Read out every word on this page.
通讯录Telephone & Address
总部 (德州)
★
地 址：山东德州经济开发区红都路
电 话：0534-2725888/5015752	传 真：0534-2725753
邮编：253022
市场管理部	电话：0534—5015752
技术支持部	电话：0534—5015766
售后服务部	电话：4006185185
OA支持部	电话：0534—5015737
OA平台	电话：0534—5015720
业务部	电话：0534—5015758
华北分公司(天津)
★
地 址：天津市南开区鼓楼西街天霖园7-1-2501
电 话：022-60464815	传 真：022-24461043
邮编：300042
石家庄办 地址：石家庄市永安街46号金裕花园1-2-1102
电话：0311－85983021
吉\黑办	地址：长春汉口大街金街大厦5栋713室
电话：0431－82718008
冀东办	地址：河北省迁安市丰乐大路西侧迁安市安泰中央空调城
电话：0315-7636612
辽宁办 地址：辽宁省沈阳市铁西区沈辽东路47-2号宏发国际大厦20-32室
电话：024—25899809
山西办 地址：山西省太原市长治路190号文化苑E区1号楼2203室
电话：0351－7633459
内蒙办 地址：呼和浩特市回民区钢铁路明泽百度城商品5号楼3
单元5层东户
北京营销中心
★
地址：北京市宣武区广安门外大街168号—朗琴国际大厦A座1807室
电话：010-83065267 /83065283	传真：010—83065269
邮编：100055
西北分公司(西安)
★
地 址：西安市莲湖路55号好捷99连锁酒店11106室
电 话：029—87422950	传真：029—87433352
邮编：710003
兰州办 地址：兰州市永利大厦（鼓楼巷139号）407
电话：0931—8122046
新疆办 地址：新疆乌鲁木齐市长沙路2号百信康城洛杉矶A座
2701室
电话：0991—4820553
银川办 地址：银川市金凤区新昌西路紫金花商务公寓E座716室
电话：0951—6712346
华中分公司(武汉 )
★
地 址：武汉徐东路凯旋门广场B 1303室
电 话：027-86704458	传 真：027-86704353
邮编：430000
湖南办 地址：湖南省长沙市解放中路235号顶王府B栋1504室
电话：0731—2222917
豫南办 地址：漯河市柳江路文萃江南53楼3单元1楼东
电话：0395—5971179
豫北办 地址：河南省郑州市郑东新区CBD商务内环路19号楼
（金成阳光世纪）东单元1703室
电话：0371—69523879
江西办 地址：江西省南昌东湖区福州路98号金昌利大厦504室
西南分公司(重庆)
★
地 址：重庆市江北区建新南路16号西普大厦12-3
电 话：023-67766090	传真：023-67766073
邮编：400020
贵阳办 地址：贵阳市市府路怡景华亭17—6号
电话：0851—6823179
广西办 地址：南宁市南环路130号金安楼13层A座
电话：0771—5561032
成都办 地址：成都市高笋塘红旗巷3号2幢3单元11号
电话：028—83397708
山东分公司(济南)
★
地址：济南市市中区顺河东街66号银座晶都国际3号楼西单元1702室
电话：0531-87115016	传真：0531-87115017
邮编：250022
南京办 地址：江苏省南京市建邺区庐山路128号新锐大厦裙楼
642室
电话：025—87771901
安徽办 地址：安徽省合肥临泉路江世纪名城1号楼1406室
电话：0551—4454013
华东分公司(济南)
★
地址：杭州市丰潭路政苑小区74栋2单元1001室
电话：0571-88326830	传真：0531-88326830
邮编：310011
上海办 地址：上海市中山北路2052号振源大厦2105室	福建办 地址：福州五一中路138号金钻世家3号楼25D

-=-=-=-=-

What is required. Reproduce all of the entries word for word.

Exercise result.
Read out every word on this page.
通讯录Telephone & Address
总部 (德州)
★
地 址：山东德州经济开发区红都路
电 话：0534-2725888/5015752	传 真：0534-2725753
邮编：253022
市场管理部	电话：0534—5015752
技术支持部	电话：0534—5015766
售后服务部	电话：4006185185
OA支持部	电话：0534—5015737
OA平台	电话：0534—5015720
业务部	电话：0534—5015758
华北分公司(天津)
★
地 址：天津市南开区鼓楼西街天霖园7-1-2501
电 话：022-60464815	传 真：022-24461043
邮编：300042
石家庄办 地址：石家庄市永安街46号金裕花园1-2-1102
电话：0311－85983021
吉\黑办	地址：长春汉口大街金街大厦5栋713室
电话：0431－82718008
冀东办	地址：河北省迁安市丰乐大路西侧迁安市安泰中央空调城
电话：0315-7636612
辽宁办 地址：辽宁省沈阳市铁西区沈辽东路47-2号宏发国际大厦20-32室
电话：024—25899809
山西办 地址：山西省太原市长治路190号文化苑E区1号楼2203室
电话：0351－7633459
内蒙办 地址：呼和浩特市回民区钢铁路明泽百度城商品5号楼3
单元5层东户
北京营销中心
★
地址：北京市宣武区广安门外大街168号—朗琴国际大厦A座1807室
电话：010-83065267 /83065283	传真：010—83065269
邮编：100055
西北分公司(西安)
★
地 址：西安市莲湖路55号好捷99连锁酒店11106室
电 话：029—87422950	传真：029—87433352
邮编：710003
兰州办 地址：兰州市永利大厦（鼓楼巷139号）407
电话：0931—8122046
新疆办 地址：新疆乌鲁木齐市长沙路2号百信康城洛杉矶A座
2701室
电话：0991—4820553
银川办 地址：银川市金凤区新昌西路紫金花商务公寓E座716室
电话：0951—6712346
华中分公司(武汉 )
★
地 址：武汉徐东路凯旋门广场B 1303室
电 话：027-86704458	传 真：027-86704353
邮编：430000
湖南办 地址：湖南省长沙市解放中路235号顶王府B栋1504室
电话：0731—2222917
豫南办 地址：漯河市柳江路文萃江南53楼3单元1楼东
电话：0395—5971179
豫北办 地址：河南省郑州市郑东新区CBD商务内环路19号楼
（金成阳光世纪）东单元1703室
电话：0371—69523879
江西办 地址：江西省南昌东湖区福州路98号金昌利大厦504室
西南分公司(重庆)
★
地 址：重庆市江北区建新南路16号西普大厦12-3
电 话：023-67766090	传真：023-67766073
邮编：400020
贵阳办 地址：贵阳市市府路怡景华亭17—6号
电话：0851—6823179
广西办 地址：南宁市南环路130号金安楼13层A座
电话：0771—5561032
成都办 地址：成都市高笋塘红旗巷3号2幢3单元11号
电话：028—83397708
山东分公司(济南)
★
地址：济南市市中区顺河东街66号银座晶都国际3号楼西单元1702室
电话：0531-87115016	传真：0531-87115017
邮编：250022
南京办 地址：江苏省南京市建邺区庐山路128号新锐大厦裙楼
642室
电话：025—87771901
安徽办 地址：安徽省合肥临泉路江世纪名城1号楼1406室
电话：0551—4454013
华东分公司(济南)
★
地址：杭州市丰潭路政苑小区74栋2单元1001室
电话：0571-88326830	传真：0531-88326830
邮编：310011
上海办 地址：上海市中山北路2052号振源大厦2105室	福建办 地址：福州五一中路138号金钻世家3号楼25D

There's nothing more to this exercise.